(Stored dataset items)
#####

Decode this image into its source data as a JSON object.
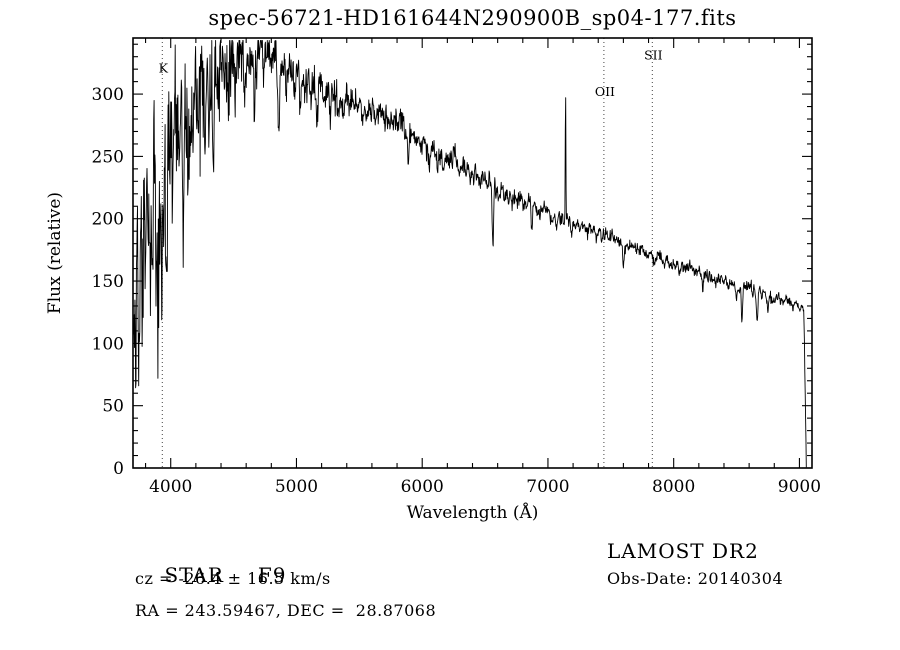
{
  "chart_data": {
    "type": "line",
    "title": "spec-56721-HD161644N290900B_sp04-177.fits",
    "xlabel": "Wavelength (Å)",
    "ylabel": "Flux (relative)",
    "xlim": [
      3700,
      9100
    ],
    "ylim": [
      0,
      345
    ],
    "xticks": [
      4000,
      5000,
      6000,
      7000,
      8000,
      9000
    ],
    "yticks": [
      0,
      50,
      100,
      150,
      200,
      250,
      300
    ],
    "x_minor_step": 200,
    "y_minor_step": 10,
    "grid": false,
    "legend": "none",
    "line_color": "#000000",
    "marked_lines": [
      {
        "label": "K",
        "wavelength": 3933,
        "label_frac_y": 0.08
      },
      {
        "label": "OII",
        "wavelength": 7445,
        "label_frac_y": 0.135
      },
      {
        "label": "SII",
        "wavelength": 7830,
        "label_frac_y": 0.05
      }
    ],
    "continuum": [
      [
        3700,
        145
      ],
      [
        3750,
        165
      ],
      [
        3800,
        190
      ],
      [
        3850,
        205
      ],
      [
        3900,
        220
      ],
      [
        3950,
        240
      ],
      [
        4000,
        258
      ],
      [
        4050,
        268
      ],
      [
        4100,
        275
      ],
      [
        4200,
        295
      ],
      [
        4300,
        308
      ],
      [
        4400,
        318
      ],
      [
        4500,
        325
      ],
      [
        4600,
        330
      ],
      [
        4700,
        332
      ],
      [
        4800,
        328
      ],
      [
        4900,
        318
      ],
      [
        5000,
        313
      ],
      [
        5100,
        308
      ],
      [
        5200,
        302
      ],
      [
        5300,
        297
      ],
      [
        5400,
        293
      ],
      [
        5500,
        290
      ],
      [
        5600,
        287
      ],
      [
        5700,
        282
      ],
      [
        5800,
        277
      ],
      [
        5900,
        268
      ],
      [
        6000,
        259
      ],
      [
        6100,
        251
      ],
      [
        6200,
        246
      ],
      [
        6300,
        241
      ],
      [
        6400,
        236
      ],
      [
        6500,
        229
      ],
      [
        6600,
        223
      ],
      [
        6700,
        218
      ],
      [
        6800,
        213
      ],
      [
        6900,
        208
      ],
      [
        7000,
        204
      ],
      [
        7100,
        199
      ],
      [
        7200,
        195
      ],
      [
        7300,
        192
      ],
      [
        7400,
        189
      ],
      [
        7500,
        185
      ],
      [
        7600,
        180
      ],
      [
        7700,
        175
      ],
      [
        7800,
        171
      ],
      [
        7900,
        167
      ],
      [
        8000,
        163
      ],
      [
        8100,
        160
      ],
      [
        8200,
        156
      ],
      [
        8300,
        153
      ],
      [
        8400,
        150
      ],
      [
        8500,
        147
      ],
      [
        8600,
        143
      ],
      [
        8700,
        140
      ],
      [
        8800,
        136
      ],
      [
        8900,
        133
      ],
      [
        9000,
        131
      ],
      [
        9055,
        129
      ]
    ],
    "absorption_lines": [
      [
        3727,
        50,
        5
      ],
      [
        3750,
        60,
        4
      ],
      [
        3771,
        55,
        4
      ],
      [
        3798,
        65,
        5
      ],
      [
        3835,
        80,
        5
      ],
      [
        3889,
        95,
        5
      ],
      [
        3933,
        120,
        6
      ],
      [
        3968,
        105,
        6
      ],
      [
        4045,
        35,
        4
      ],
      [
        4101,
        80,
        6
      ],
      [
        4144,
        30,
        4
      ],
      [
        4226,
        45,
        5
      ],
      [
        4271,
        30,
        4
      ],
      [
        4340,
        75,
        6
      ],
      [
        4383,
        40,
        5
      ],
      [
        4457,
        25,
        4
      ],
      [
        4526,
        25,
        4
      ],
      [
        4668,
        28,
        4
      ],
      [
        4861,
        60,
        6
      ],
      [
        4920,
        20,
        4
      ],
      [
        5167,
        25,
        5
      ],
      [
        5270,
        22,
        5
      ],
      [
        5890,
        30,
        5
      ],
      [
        6122,
        12,
        4
      ],
      [
        6563,
        50,
        6
      ],
      [
        6870,
        14,
        6
      ],
      [
        7186,
        10,
        6
      ],
      [
        7600,
        16,
        8
      ],
      [
        8230,
        10,
        6
      ],
      [
        8498,
        14,
        5
      ],
      [
        8542,
        26,
        5
      ],
      [
        8662,
        26,
        5
      ],
      [
        8750,
        12,
        5
      ]
    ],
    "emission_lines": [
      [
        7140,
        112,
        2.2
      ]
    ],
    "noise_envelope": [
      [
        3700,
        48
      ],
      [
        3800,
        45
      ],
      [
        3900,
        42
      ],
      [
        4000,
        34
      ],
      [
        4100,
        30
      ],
      [
        4200,
        26
      ],
      [
        4300,
        24
      ],
      [
        4400,
        20
      ],
      [
        4500,
        16
      ],
      [
        4700,
        13
      ],
      [
        4900,
        10
      ],
      [
        5100,
        8
      ],
      [
        5400,
        7
      ],
      [
        5700,
        6
      ],
      [
        6000,
        5.5
      ],
      [
        6400,
        4.5
      ],
      [
        6800,
        4
      ],
      [
        7200,
        3.5
      ],
      [
        7600,
        3
      ],
      [
        8000,
        3
      ],
      [
        8500,
        3
      ],
      [
        9055,
        2.5
      ]
    ],
    "red_cutoff": {
      "start": 9035,
      "end": 9055
    },
    "sample_step": 3,
    "seed": 11
  },
  "annotations": {
    "object_type": "STAR",
    "subclass": "F9",
    "cz": "cz = -26.4 ± 16.5 km/s",
    "radec": "RA = 243.59467, DEC =  28.87068",
    "survey": "LAMOST DR2",
    "obs_date": "Obs-Date: 20140304"
  }
}
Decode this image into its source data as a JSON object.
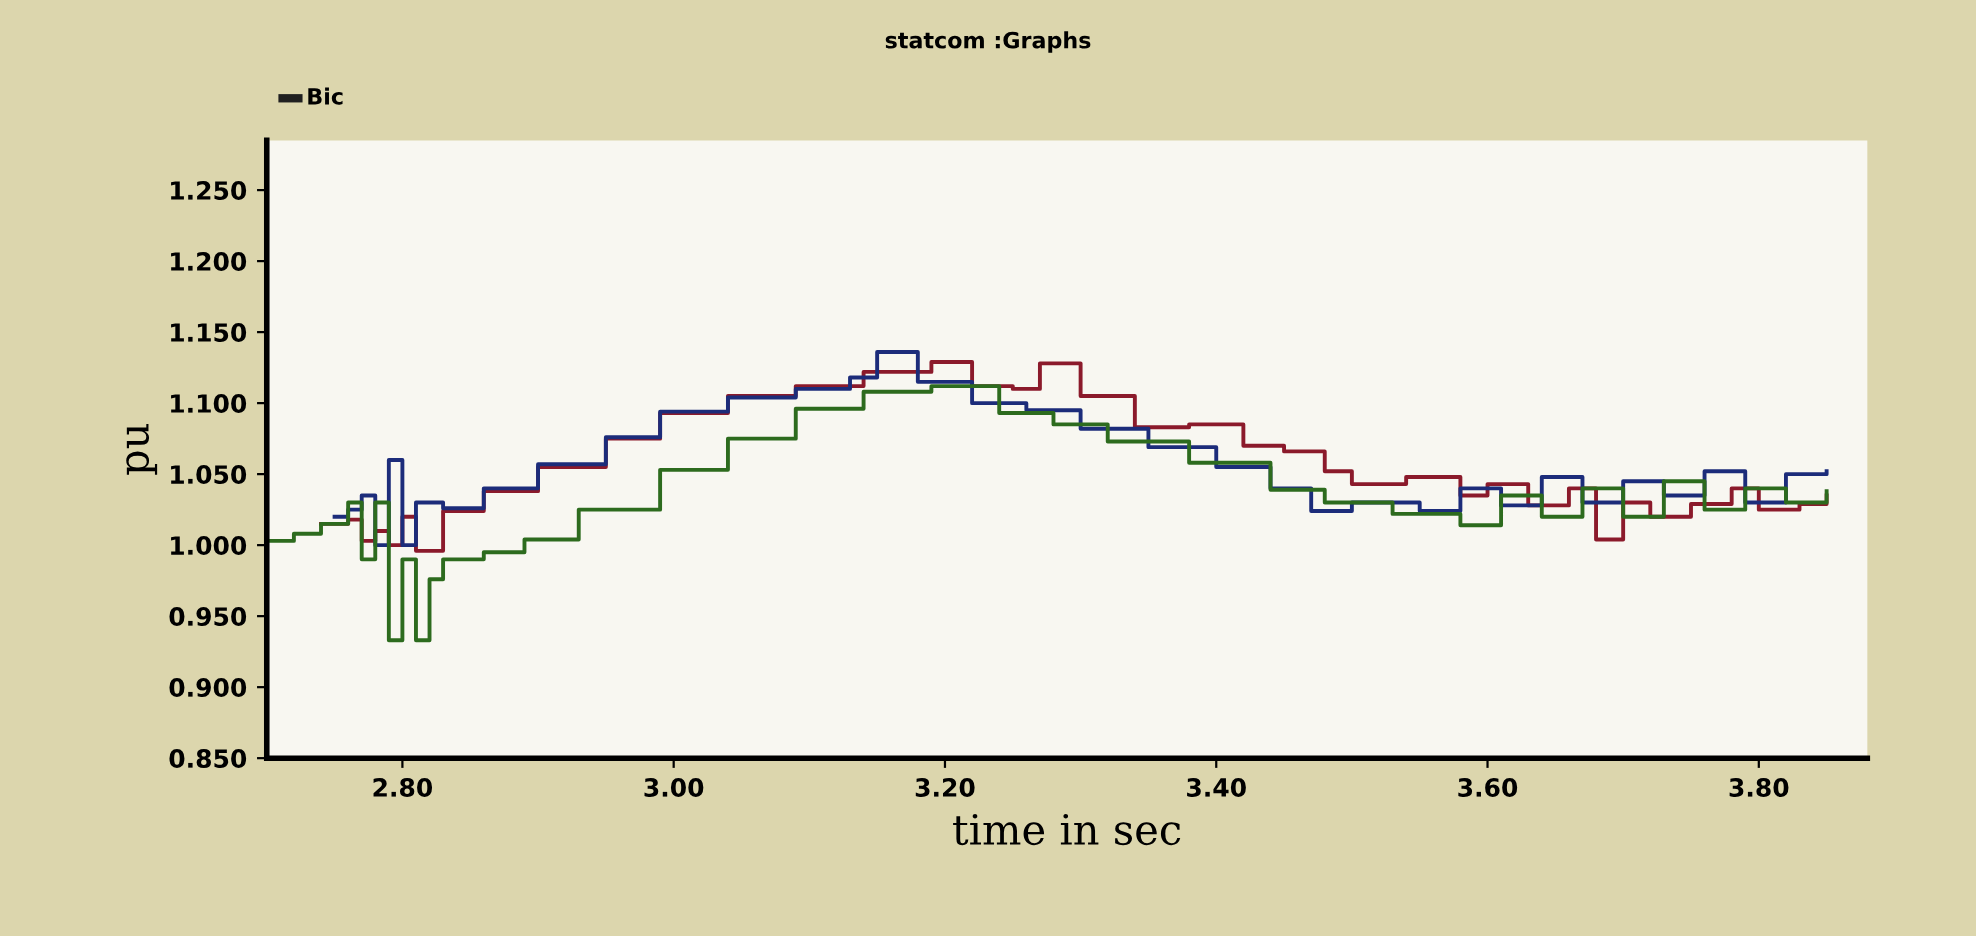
{
  "chart_data": {
    "type": "step",
    "title": "statcom :Graphs",
    "legend_title": "Bic",
    "xlabel": "time in sec",
    "ylabel": "pu",
    "xlim": [
      2.7,
      3.88
    ],
    "ylim": [
      0.85,
      1.285
    ],
    "xticks": [
      {
        "value": 2.8,
        "label": "2.80"
      },
      {
        "value": 3.0,
        "label": "3.00"
      },
      {
        "value": 3.2,
        "label": "3.20"
      },
      {
        "value": 3.4,
        "label": "3.40"
      },
      {
        "value": 3.6,
        "label": "3.60"
      },
      {
        "value": 3.8,
        "label": "3.80"
      }
    ],
    "yticks": [
      {
        "value": 0.85,
        "label": "0.850"
      },
      {
        "value": 0.9,
        "label": "0.900"
      },
      {
        "value": 0.95,
        "label": "0.950"
      },
      {
        "value": 1.0,
        "label": "1.000"
      },
      {
        "value": 1.05,
        "label": "1.050"
      },
      {
        "value": 1.1,
        "label": "1.100"
      },
      {
        "value": 1.15,
        "label": "1.150"
      },
      {
        "value": 1.2,
        "label": "1.200"
      },
      {
        "value": 1.25,
        "label": "1.250"
      }
    ],
    "grid": false,
    "series": [
      {
        "color": "#8b1a2b",
        "x": [
          2.74,
          2.76,
          2.77,
          2.78,
          2.79,
          2.8,
          2.81,
          2.83,
          2.86,
          2.9,
          2.95,
          2.99,
          3.04,
          3.09,
          3.14,
          3.19,
          3.22,
          3.25,
          3.27,
          3.3,
          3.34,
          3.38,
          3.42,
          3.45,
          3.48,
          3.5,
          3.54,
          3.58,
          3.6,
          3.63,
          3.66,
          3.68,
          3.7,
          3.72,
          3.75,
          3.78,
          3.8,
          3.83,
          3.85
        ],
        "values": [
          1.015,
          1.018,
          1.003,
          1.01,
          1.0,
          1.02,
          0.996,
          1.024,
          1.038,
          1.055,
          1.075,
          1.093,
          1.105,
          1.112,
          1.122,
          1.129,
          1.112,
          1.11,
          1.128,
          1.105,
          1.083,
          1.085,
          1.07,
          1.066,
          1.052,
          1.043,
          1.048,
          1.035,
          1.043,
          1.028,
          1.04,
          1.004,
          1.03,
          1.02,
          1.029,
          1.04,
          1.025,
          1.029,
          1.035
        ]
      },
      {
        "color": "#1c2c7a",
        "x": [
          2.75,
          2.76,
          2.77,
          2.78,
          2.79,
          2.8,
          2.81,
          2.83,
          2.86,
          2.9,
          2.95,
          2.99,
          3.04,
          3.09,
          3.13,
          3.15,
          3.18,
          3.22,
          3.26,
          3.3,
          3.35,
          3.4,
          3.44,
          3.47,
          3.5,
          3.55,
          3.58,
          3.61,
          3.64,
          3.67,
          3.7,
          3.73,
          3.76,
          3.79,
          3.82,
          3.85
        ],
        "values": [
          1.02,
          1.025,
          1.035,
          1.0,
          1.06,
          1.0,
          1.03,
          1.026,
          1.04,
          1.057,
          1.076,
          1.094,
          1.104,
          1.11,
          1.118,
          1.136,
          1.115,
          1.1,
          1.095,
          1.082,
          1.069,
          1.055,
          1.04,
          1.024,
          1.03,
          1.024,
          1.04,
          1.028,
          1.048,
          1.03,
          1.045,
          1.035,
          1.052,
          1.03,
          1.05,
          1.052
        ]
      },
      {
        "color": "#2d6b1e",
        "x": [
          2.7,
          2.72,
          2.74,
          2.76,
          2.77,
          2.78,
          2.79,
          2.8,
          2.81,
          2.82,
          2.83,
          2.86,
          2.89,
          2.93,
          2.99,
          3.04,
          3.09,
          3.14,
          3.19,
          3.24,
          3.28,
          3.32,
          3.38,
          3.44,
          3.48,
          3.53,
          3.58,
          3.61,
          3.64,
          3.67,
          3.7,
          3.73,
          3.76,
          3.79,
          3.82,
          3.85
        ],
        "values": [
          1.003,
          1.008,
          1.015,
          1.03,
          0.99,
          1.03,
          0.933,
          0.99,
          0.933,
          0.976,
          0.99,
          0.995,
          1.004,
          1.025,
          1.053,
          1.075,
          1.096,
          1.108,
          1.112,
          1.093,
          1.085,
          1.073,
          1.058,
          1.039,
          1.03,
          1.022,
          1.014,
          1.035,
          1.02,
          1.04,
          1.02,
          1.045,
          1.025,
          1.04,
          1.03,
          1.038
        ]
      }
    ]
  }
}
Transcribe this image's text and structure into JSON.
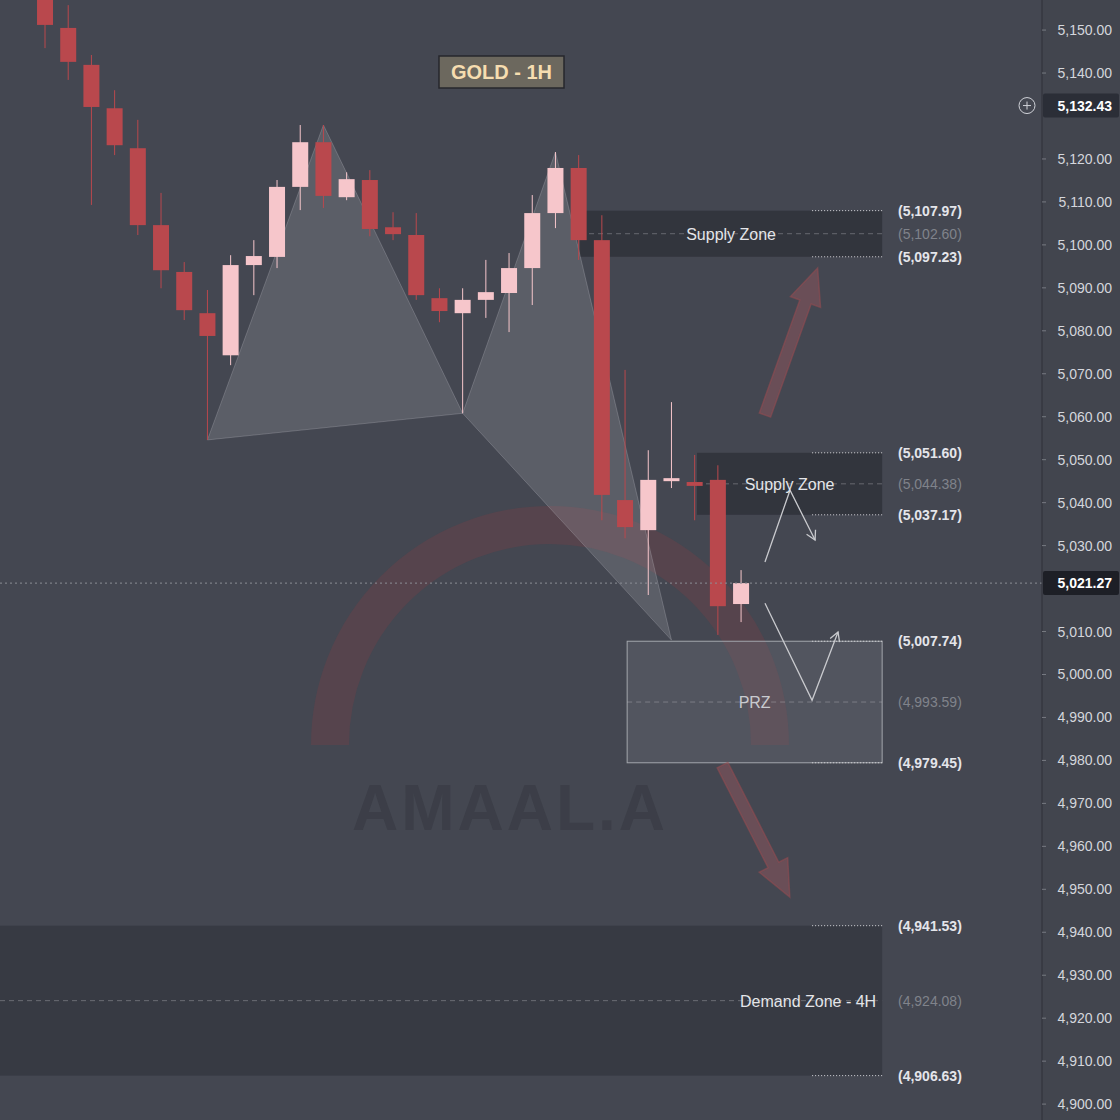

#####

* [Stated exercise]: Report all lines of the material that contain the word "xlabel".

* [Solution to the problem]:
    "xlabel": "Wavelength (Å)",
    "xlabel": "time in sec",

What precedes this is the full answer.